▶ **Aim**:
Find each line with the string "prefix" and copy it.

Source records:

<<<<

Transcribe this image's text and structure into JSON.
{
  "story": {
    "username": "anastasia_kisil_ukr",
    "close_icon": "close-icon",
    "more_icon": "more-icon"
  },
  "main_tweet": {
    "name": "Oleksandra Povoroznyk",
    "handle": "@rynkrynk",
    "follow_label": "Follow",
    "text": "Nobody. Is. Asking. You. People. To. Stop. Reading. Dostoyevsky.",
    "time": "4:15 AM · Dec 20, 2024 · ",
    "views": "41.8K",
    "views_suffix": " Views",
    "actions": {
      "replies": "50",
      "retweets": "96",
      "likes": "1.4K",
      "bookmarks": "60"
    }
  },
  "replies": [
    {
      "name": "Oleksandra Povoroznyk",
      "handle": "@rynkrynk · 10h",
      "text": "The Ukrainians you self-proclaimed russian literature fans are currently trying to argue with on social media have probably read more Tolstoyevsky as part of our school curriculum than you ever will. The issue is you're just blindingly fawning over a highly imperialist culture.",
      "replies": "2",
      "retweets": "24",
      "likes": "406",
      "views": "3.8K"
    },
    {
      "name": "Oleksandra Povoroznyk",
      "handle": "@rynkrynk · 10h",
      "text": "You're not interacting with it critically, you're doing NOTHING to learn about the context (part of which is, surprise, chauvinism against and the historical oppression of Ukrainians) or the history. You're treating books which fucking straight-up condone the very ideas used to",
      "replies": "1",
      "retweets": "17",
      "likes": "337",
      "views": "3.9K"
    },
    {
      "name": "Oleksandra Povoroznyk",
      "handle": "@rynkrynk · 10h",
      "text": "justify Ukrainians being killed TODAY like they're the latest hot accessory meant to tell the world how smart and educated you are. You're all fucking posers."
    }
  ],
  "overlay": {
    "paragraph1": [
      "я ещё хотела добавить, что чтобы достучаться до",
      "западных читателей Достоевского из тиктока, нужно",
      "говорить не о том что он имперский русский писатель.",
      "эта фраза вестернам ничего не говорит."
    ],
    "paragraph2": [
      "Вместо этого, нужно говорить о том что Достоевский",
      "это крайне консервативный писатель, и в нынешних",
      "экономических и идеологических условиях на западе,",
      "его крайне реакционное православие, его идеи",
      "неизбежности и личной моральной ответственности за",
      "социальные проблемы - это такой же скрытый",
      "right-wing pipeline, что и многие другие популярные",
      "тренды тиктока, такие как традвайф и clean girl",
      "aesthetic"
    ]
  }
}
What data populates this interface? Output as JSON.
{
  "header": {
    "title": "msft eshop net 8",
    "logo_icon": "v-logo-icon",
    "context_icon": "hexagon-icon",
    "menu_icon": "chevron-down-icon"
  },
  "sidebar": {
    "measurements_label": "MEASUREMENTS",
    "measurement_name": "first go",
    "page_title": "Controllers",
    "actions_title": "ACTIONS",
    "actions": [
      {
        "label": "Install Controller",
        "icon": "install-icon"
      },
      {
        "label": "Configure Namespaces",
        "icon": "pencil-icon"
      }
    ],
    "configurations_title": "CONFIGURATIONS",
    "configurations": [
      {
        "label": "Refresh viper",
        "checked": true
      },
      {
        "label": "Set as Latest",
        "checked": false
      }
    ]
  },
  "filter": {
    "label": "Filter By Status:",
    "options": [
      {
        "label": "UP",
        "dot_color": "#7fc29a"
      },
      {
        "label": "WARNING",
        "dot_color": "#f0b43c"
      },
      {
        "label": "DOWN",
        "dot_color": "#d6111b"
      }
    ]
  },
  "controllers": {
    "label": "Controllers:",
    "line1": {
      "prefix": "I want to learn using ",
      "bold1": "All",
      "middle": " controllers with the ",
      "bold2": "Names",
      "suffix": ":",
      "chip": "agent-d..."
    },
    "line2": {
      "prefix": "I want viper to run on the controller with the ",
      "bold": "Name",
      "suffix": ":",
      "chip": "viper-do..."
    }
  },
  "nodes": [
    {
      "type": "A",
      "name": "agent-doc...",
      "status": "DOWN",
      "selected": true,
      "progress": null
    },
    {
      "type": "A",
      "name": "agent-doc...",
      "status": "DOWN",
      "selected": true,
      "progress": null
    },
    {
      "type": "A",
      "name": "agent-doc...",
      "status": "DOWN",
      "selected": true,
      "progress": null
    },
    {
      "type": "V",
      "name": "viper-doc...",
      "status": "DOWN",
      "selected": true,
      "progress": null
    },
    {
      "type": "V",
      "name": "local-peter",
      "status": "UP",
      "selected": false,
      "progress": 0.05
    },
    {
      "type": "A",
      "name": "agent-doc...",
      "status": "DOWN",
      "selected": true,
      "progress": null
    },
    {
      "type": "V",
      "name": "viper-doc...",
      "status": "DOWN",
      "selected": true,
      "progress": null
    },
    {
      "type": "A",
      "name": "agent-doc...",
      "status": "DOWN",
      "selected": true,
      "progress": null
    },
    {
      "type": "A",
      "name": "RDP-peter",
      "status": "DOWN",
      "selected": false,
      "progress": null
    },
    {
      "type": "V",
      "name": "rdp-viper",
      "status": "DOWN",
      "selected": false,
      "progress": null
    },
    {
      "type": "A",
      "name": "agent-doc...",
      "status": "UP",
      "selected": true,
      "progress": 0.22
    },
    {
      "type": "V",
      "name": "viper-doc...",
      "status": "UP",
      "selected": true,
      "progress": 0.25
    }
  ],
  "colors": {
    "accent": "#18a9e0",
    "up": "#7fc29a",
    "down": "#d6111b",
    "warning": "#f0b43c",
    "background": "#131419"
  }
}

>>>>

▶ **The completed task**:
      "prefix": "I want to learn using ",
      "prefix": "I want viper to run on the controller with the ",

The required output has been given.